**Directive**
Work out how many lines of the data hold the string "What", and reply with that number alone.

**Stored data**
----------------

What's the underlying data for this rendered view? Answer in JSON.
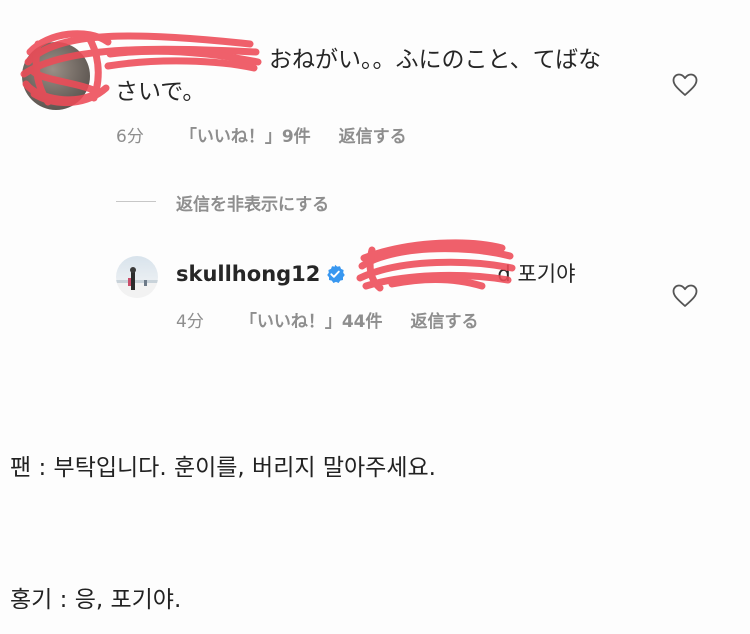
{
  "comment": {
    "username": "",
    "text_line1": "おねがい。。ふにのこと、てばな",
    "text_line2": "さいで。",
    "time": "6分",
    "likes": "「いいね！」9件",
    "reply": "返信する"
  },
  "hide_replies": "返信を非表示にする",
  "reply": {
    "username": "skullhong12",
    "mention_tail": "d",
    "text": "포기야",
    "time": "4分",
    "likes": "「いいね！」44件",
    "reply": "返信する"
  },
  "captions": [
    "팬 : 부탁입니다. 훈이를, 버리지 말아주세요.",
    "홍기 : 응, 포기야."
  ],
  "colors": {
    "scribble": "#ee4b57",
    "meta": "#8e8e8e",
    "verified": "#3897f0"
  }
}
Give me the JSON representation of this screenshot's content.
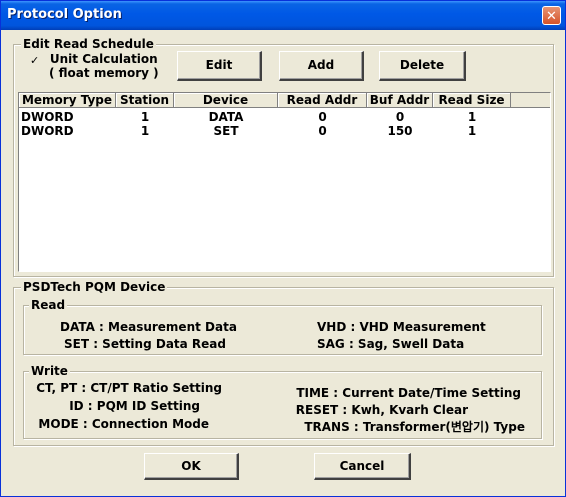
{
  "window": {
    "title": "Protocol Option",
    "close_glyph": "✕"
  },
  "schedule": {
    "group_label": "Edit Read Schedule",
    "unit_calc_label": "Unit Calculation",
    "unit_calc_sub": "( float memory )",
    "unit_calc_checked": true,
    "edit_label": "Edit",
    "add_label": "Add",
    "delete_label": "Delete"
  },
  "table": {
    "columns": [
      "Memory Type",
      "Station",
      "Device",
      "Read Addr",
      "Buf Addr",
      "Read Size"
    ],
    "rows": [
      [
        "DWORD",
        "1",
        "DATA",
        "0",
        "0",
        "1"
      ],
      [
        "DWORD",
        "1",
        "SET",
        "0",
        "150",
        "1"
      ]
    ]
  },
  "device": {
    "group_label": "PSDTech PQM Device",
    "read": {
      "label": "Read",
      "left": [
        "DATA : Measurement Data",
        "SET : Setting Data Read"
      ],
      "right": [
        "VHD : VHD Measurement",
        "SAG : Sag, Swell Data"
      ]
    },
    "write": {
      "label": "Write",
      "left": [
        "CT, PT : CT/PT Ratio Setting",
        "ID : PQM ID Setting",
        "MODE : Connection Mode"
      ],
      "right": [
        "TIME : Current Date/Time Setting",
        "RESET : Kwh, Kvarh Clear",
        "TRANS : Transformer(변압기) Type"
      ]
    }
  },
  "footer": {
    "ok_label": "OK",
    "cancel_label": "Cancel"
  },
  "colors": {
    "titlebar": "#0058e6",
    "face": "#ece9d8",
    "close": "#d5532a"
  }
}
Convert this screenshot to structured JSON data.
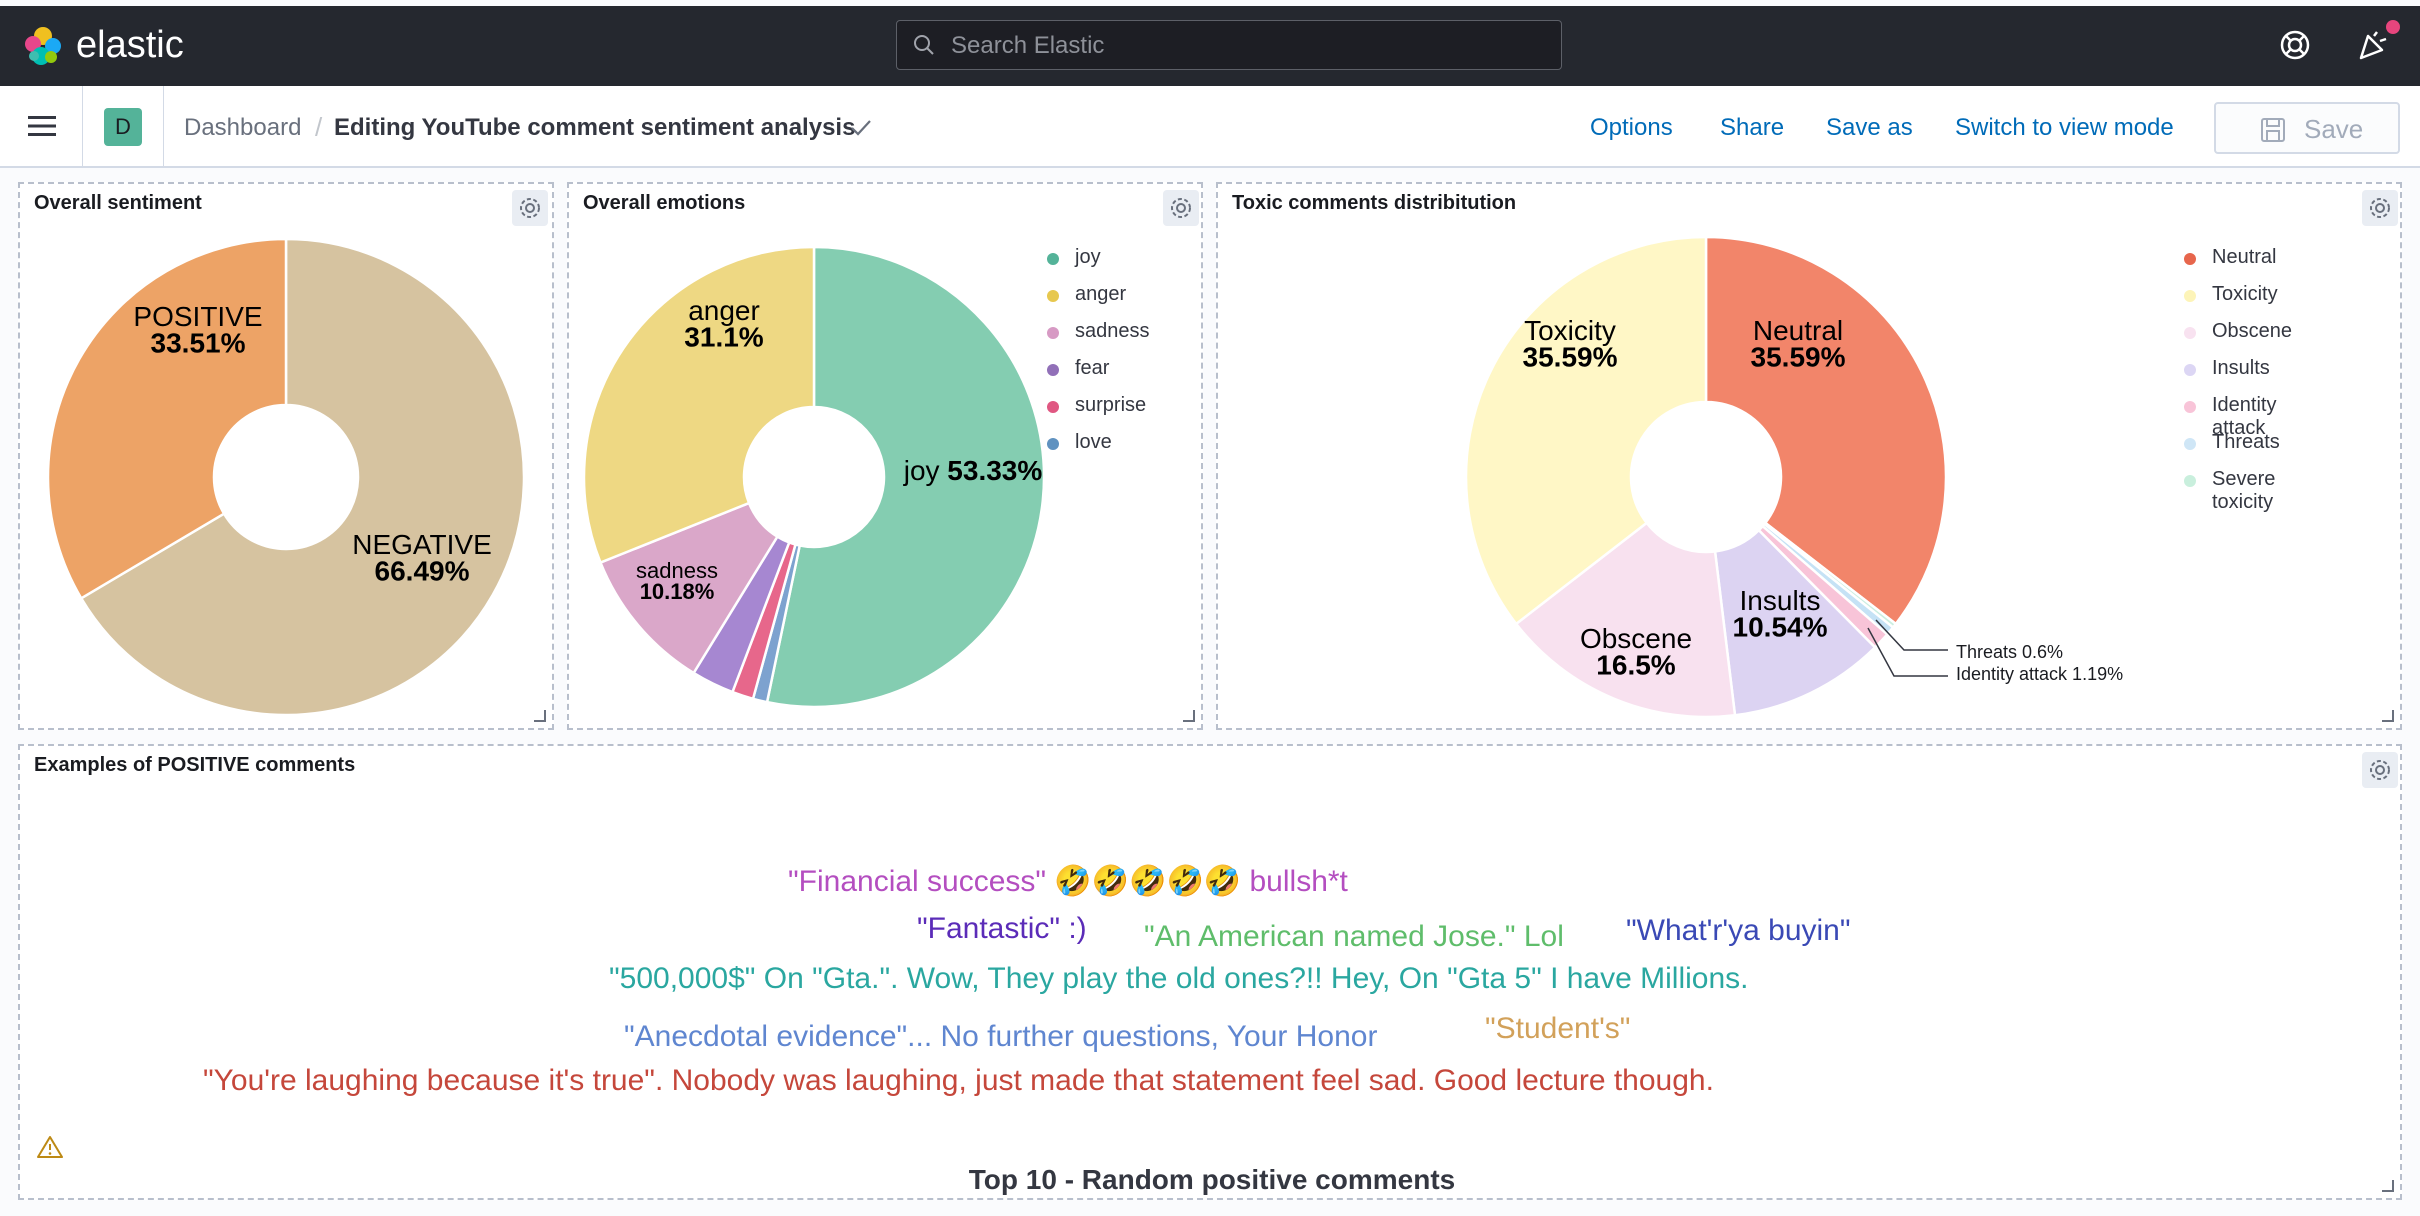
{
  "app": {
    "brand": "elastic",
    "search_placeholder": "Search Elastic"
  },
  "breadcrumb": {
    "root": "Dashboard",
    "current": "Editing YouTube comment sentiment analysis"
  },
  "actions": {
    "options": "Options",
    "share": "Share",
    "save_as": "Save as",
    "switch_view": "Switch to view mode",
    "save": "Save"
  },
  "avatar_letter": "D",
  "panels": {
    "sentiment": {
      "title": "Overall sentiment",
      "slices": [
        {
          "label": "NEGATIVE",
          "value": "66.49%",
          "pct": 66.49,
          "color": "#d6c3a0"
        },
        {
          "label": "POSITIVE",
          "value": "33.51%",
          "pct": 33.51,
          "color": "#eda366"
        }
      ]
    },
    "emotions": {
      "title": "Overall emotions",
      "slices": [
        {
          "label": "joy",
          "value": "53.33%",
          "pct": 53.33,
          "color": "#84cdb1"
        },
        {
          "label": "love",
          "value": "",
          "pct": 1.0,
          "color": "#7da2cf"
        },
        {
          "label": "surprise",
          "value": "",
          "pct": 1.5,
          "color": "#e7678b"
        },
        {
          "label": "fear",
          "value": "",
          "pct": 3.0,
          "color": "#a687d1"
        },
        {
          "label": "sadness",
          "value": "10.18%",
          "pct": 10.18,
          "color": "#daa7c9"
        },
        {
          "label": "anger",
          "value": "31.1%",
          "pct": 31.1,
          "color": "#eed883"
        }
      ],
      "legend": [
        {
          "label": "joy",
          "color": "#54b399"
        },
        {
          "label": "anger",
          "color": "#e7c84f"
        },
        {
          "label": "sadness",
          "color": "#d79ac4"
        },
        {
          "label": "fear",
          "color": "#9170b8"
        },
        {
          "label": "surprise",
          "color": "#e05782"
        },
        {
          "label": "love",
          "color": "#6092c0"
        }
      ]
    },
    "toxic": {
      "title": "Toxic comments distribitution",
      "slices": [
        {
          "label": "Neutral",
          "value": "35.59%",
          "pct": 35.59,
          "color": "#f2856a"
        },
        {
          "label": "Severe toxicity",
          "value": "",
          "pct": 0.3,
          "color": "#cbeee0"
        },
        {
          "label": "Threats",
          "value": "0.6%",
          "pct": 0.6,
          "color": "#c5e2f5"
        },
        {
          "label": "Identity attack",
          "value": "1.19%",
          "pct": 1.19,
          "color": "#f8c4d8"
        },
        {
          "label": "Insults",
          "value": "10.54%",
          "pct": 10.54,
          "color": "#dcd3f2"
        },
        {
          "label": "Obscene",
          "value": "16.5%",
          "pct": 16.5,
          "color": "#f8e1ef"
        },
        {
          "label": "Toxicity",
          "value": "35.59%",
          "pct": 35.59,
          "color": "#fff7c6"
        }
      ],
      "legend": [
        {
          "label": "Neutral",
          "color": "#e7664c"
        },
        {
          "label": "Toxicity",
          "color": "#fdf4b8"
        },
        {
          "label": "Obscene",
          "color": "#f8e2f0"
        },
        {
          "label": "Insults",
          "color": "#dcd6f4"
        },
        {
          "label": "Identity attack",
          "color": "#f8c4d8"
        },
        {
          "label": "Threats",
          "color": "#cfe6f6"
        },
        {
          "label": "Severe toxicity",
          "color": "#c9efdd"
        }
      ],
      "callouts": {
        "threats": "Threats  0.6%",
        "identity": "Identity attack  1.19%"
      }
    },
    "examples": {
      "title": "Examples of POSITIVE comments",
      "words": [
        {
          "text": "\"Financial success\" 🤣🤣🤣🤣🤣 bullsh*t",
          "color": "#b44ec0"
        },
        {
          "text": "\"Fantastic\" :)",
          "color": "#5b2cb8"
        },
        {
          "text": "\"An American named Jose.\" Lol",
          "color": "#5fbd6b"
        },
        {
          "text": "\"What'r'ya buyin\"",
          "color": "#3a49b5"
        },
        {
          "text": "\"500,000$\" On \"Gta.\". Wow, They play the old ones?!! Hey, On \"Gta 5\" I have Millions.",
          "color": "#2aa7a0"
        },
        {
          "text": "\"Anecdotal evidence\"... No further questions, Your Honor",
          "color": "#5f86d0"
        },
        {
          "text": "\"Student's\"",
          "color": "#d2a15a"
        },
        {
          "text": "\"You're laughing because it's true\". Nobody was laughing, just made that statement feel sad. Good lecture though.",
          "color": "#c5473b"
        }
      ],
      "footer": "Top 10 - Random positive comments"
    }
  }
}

----------------

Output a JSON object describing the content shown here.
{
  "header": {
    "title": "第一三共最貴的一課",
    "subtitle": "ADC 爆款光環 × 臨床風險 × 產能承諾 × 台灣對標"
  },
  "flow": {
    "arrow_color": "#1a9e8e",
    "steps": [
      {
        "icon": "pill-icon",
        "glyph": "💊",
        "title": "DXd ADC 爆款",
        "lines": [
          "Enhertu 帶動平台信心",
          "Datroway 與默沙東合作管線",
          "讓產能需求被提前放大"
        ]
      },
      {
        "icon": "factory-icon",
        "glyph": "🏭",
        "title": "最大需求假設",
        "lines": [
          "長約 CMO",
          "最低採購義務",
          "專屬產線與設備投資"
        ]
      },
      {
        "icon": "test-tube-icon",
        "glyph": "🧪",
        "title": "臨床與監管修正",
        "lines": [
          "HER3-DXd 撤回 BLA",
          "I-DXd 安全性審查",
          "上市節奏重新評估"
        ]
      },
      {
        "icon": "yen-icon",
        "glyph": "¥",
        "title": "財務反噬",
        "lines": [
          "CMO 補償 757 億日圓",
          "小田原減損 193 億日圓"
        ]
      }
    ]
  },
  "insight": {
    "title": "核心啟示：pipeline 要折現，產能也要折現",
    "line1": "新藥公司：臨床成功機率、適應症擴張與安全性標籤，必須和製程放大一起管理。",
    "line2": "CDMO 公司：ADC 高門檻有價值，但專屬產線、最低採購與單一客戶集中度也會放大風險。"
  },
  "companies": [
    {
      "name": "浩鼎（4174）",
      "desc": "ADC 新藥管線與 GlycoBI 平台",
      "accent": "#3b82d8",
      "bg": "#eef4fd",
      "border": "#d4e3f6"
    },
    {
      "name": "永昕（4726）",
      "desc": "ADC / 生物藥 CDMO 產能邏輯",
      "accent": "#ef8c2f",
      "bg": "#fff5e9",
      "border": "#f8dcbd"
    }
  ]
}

----------------

**Reply**
2